→ **PROBLEM DESCRIPTION**
Give back the full listing verbatim, apart from its images.
□ □ □ □ □ □ □
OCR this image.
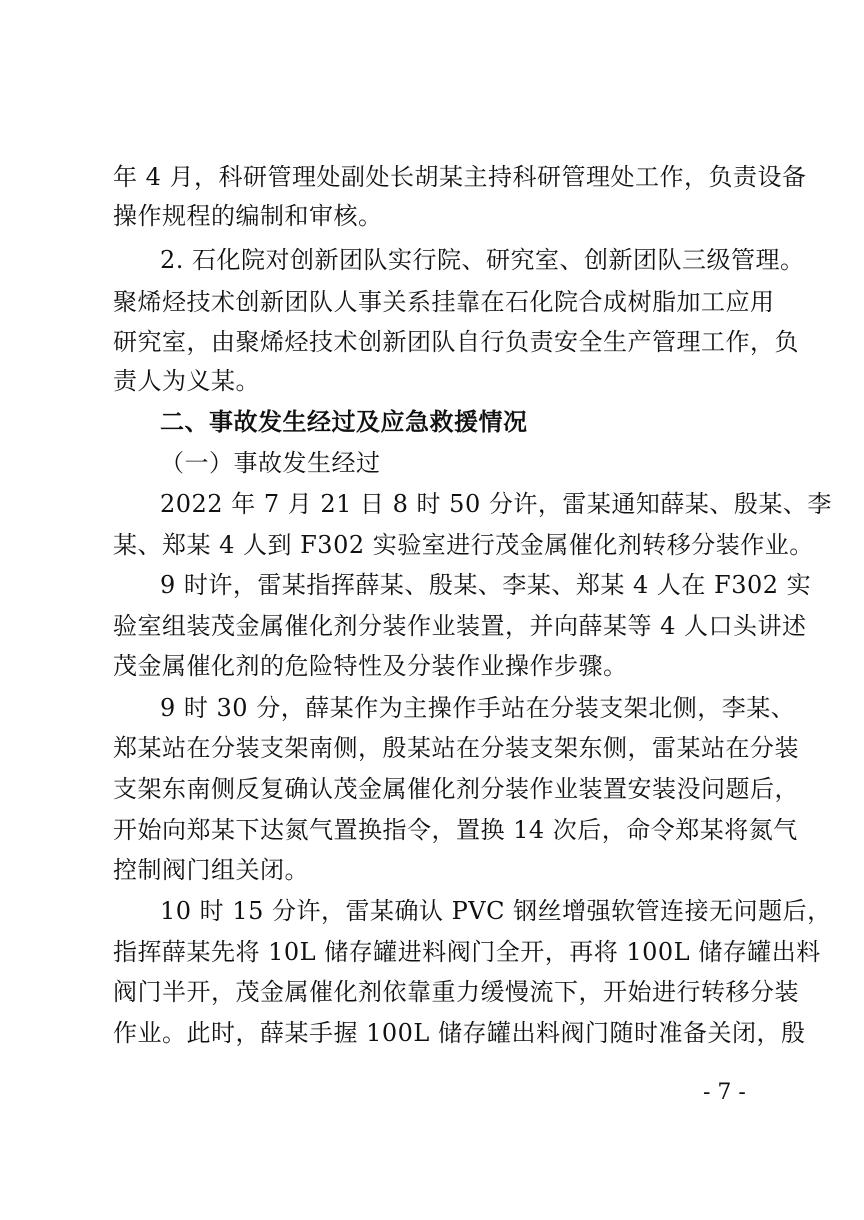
年 4 月，科研管理处副处长胡某主持科研管理处工作，负责设备
操作规程的编制和审核。
2. 石化院对创新团队实行院、研究室、创新团队三级管理。
聚烯烃技术创新团队人事关系挂靠在石化院合成树脂加工应用
研究室，由聚烯烃技术创新团队自行负责安全生产管理工作，负
责人为义某。
二、事故发生经过及应急救援情况
（一）事故发生经过
2022 年 7 月 21 日 8 时 50 分许，雷某通知薛某、殷某、李
某、郑某 4 人到 F302 实验室进行茂金属催化剂转移分装作业。
9 时许，雷某指挥薛某、殷某、李某、郑某 4 人在 F302 实
验室组装茂金属催化剂分装作业装置，并向薛某等 4 人口头讲述
茂金属催化剂的危险特性及分装作业操作步骤。
9 时 30 分，薛某作为主操作手站在分装支架北侧，李某、
郑某站在分装支架南侧，殷某站在分装支架东侧，雷某站在分装
支架东南侧反复确认茂金属催化剂分装作业装置安装没问题后，
开始向郑某下达氮气置换指令，置换 14 次后，命令郑某将氮气
控制阀门组关闭。
10 时 15 分许，雷某确认 PVC 钢丝增强软管连接无问题后，
指挥薛某先将 10L 储存罐进料阀门全开，再将 100L 储存罐出料
阀门半开，茂金属催化剂依靠重力缓慢流下，开始进行转移分装
作业。此时，薛某手握 100L 储存罐出料阀门随时准备关闭，殷
- 7 -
□ □ □ □ □ □ □
→ **FULL RESPONSE**
OCR this image.
年 4 月，科研管理处副处长胡某主持科研管理处工作，负责设备
操作规程的编制和审核。
2. 石化院对创新团队实行院、研究室、创新团队三级管理。
聚烯烃技术创新团队人事关系挂靠在石化院合成树脂加工应用
研究室，由聚烯烃技术创新团队自行负责安全生产管理工作，负
责人为义某。
二、事故发生经过及应急救援情况
（一）事故发生经过
2022 年 7 月 21 日 8 时 50 分许，雷某通知薛某、殷某、李
某、郑某 4 人到 F302 实验室进行茂金属催化剂转移分装作业。
9 时许，雷某指挥薛某、殷某、李某、郑某 4 人在 F302 实
验室组装茂金属催化剂分装作业装置，并向薛某等 4 人口头讲述
茂金属催化剂的危险特性及分装作业操作步骤。
9 时 30 分，薛某作为主操作手站在分装支架北侧，李某、
郑某站在分装支架南侧，殷某站在分装支架东侧，雷某站在分装
支架东南侧反复确认茂金属催化剂分装作业装置安装没问题后，
开始向郑某下达氮气置换指令，置换 14 次后，命令郑某将氮气
控制阀门组关闭。
10 时 15 分许，雷某确认 PVC 钢丝增强软管连接无问题后，
指挥薛某先将 10L 储存罐进料阀门全开，再将 100L 储存罐出料
阀门半开，茂金属催化剂依靠重力缓慢流下，开始进行转移分装
作业。此时，薛某手握 100L 储存罐出料阀门随时准备关闭，殷
- 7 -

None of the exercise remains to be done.